→ Written request:
Lines that hold the word "these" should be located and copied.

________________________

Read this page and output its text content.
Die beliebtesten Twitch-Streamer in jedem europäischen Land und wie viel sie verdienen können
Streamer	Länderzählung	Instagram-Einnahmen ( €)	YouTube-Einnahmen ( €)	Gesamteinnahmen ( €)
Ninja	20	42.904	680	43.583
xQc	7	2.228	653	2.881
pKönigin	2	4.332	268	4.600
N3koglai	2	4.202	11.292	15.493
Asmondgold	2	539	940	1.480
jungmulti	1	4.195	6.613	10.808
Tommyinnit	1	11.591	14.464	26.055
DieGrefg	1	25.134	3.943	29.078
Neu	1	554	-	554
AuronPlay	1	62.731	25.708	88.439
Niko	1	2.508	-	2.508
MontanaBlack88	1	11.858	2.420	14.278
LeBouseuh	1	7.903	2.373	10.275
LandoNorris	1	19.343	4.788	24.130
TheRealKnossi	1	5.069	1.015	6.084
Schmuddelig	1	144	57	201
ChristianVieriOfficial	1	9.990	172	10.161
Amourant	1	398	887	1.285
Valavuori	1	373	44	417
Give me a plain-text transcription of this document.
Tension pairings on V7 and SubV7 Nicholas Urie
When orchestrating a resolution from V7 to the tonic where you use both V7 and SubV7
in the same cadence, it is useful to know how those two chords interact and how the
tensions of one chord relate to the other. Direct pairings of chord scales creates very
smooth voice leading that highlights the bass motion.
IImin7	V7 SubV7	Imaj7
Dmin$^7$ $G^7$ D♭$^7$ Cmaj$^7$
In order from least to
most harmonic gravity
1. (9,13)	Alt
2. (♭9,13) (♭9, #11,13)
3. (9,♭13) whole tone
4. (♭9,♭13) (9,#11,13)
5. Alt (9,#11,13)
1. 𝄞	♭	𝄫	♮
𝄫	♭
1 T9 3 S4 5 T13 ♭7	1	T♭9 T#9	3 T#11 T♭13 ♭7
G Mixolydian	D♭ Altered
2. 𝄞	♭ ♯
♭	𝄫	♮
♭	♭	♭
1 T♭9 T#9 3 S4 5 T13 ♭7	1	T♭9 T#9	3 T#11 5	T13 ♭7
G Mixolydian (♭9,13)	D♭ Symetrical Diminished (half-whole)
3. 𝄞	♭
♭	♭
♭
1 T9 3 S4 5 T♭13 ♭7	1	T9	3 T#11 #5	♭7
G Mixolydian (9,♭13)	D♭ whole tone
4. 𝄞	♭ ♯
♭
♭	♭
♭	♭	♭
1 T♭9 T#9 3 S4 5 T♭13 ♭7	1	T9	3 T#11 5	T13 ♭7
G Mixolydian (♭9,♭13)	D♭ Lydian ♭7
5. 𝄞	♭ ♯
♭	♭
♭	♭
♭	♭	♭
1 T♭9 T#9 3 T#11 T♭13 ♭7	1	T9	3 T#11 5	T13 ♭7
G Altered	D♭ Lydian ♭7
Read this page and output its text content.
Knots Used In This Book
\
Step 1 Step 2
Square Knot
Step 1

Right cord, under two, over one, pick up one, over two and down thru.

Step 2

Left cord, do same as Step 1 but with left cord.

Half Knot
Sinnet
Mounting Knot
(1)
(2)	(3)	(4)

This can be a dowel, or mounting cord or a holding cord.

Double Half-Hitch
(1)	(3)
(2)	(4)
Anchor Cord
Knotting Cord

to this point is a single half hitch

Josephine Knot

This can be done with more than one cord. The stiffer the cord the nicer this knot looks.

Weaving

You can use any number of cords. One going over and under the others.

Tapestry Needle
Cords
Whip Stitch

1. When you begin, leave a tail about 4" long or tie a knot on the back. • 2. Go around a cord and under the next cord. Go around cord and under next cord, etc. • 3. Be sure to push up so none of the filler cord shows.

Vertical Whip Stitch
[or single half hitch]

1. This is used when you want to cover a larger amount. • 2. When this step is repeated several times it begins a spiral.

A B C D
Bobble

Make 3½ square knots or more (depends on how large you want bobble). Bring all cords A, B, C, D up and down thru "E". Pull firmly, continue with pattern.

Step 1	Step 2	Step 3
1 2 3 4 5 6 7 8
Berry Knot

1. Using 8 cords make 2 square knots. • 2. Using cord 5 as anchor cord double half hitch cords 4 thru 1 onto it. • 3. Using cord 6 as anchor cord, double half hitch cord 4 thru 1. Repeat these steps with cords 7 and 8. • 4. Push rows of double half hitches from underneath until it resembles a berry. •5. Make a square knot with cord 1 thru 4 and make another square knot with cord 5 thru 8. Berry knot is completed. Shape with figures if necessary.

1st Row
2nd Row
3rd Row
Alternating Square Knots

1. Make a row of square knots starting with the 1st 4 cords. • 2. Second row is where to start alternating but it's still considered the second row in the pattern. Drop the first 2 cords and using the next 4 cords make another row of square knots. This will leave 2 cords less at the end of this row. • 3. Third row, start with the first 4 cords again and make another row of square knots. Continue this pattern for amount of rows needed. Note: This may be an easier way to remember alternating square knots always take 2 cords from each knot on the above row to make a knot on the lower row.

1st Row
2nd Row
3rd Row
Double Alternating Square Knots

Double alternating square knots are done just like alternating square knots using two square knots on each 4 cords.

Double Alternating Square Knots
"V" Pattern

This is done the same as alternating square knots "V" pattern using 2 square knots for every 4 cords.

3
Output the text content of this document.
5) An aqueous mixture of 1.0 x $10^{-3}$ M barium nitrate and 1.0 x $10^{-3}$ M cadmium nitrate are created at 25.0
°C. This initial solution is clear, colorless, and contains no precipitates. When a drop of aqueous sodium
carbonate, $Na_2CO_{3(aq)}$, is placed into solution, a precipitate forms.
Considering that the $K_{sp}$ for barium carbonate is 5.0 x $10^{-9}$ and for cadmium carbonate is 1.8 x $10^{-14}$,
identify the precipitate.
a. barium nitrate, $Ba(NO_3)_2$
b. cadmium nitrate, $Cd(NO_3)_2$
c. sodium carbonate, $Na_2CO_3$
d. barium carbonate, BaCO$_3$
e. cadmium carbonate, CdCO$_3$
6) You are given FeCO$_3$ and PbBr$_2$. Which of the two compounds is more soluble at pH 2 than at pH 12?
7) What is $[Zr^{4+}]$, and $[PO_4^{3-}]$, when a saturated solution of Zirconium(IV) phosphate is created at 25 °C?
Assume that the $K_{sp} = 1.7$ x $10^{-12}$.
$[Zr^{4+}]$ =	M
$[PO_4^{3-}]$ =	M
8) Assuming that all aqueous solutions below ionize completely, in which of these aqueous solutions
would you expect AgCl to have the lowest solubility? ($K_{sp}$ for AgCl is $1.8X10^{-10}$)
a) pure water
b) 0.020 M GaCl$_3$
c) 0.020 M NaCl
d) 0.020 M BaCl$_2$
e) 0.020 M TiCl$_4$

________________________

→ Problem solution:
1. Using 8 cords make 2 square knots. • 2. Using cord 5 as anchor cord double half hitch cords 4 thru 1 onto it. • 3. Using cord 6 as anchor cord, double half hitch cord 4 thru 1. Repeat these steps with cords 7 and 8. • 4. Push rows of double half hitches from underneath until it resembles a berry. •5. Make a square knot with cord 1 thru 4 and make another square knot with cord 5 thru 8. Berry knot is completed. Shape with figures if necessary.
8) Assuming that all aqueous solutions below ionize completely, in which of these aqueous solutions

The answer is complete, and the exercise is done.